[Material to process]
------------------------
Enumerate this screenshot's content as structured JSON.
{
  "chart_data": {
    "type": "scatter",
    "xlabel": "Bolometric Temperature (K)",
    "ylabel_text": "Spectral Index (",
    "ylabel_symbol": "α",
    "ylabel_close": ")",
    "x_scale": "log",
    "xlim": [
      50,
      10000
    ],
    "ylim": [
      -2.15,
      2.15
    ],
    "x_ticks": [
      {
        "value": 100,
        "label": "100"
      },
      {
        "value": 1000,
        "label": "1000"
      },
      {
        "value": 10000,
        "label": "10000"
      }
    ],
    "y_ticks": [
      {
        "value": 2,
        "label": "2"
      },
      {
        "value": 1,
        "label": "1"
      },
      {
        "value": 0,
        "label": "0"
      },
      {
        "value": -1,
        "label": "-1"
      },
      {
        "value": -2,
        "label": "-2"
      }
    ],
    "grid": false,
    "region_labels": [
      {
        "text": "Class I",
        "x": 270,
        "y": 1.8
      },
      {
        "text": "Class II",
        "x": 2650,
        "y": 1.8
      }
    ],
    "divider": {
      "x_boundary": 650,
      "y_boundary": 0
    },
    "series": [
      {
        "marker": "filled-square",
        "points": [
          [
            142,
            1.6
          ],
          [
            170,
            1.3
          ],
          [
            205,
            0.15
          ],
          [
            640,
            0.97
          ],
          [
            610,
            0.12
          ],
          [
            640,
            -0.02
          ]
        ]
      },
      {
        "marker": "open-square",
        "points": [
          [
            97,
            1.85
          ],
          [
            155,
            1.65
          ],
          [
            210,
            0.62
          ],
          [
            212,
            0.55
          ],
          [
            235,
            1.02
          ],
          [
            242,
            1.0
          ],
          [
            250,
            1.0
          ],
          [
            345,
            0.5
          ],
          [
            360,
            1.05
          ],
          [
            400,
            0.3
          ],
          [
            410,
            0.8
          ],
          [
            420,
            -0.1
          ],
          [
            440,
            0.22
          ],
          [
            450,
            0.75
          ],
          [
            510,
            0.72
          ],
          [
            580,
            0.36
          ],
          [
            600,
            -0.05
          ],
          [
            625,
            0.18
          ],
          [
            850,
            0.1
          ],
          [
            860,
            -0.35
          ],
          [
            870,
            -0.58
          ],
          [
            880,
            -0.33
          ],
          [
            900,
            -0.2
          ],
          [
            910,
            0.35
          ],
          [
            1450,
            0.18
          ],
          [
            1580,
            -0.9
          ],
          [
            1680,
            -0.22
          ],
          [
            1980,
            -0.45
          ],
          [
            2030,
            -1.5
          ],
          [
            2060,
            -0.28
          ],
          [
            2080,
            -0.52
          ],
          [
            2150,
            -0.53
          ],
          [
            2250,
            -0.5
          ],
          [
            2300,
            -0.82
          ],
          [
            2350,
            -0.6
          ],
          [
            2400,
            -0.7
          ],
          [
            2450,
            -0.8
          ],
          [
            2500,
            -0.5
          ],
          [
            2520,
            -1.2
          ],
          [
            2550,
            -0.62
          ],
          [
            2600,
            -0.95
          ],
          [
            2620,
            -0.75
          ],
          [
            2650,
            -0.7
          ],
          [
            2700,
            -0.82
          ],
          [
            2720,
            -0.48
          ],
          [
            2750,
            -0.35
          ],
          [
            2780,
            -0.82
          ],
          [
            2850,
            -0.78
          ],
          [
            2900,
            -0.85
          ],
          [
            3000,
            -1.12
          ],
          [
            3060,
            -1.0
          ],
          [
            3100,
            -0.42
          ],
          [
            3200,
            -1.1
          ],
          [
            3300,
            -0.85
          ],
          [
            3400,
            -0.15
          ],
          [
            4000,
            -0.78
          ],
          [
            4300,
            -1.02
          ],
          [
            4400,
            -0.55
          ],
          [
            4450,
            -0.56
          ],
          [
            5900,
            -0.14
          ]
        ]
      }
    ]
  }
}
------------------------
[Written exercise] Check each line above for the string "square" and show the ones that have it.

[Correct result]
        "marker": "filled-square",
        "marker": "open-square",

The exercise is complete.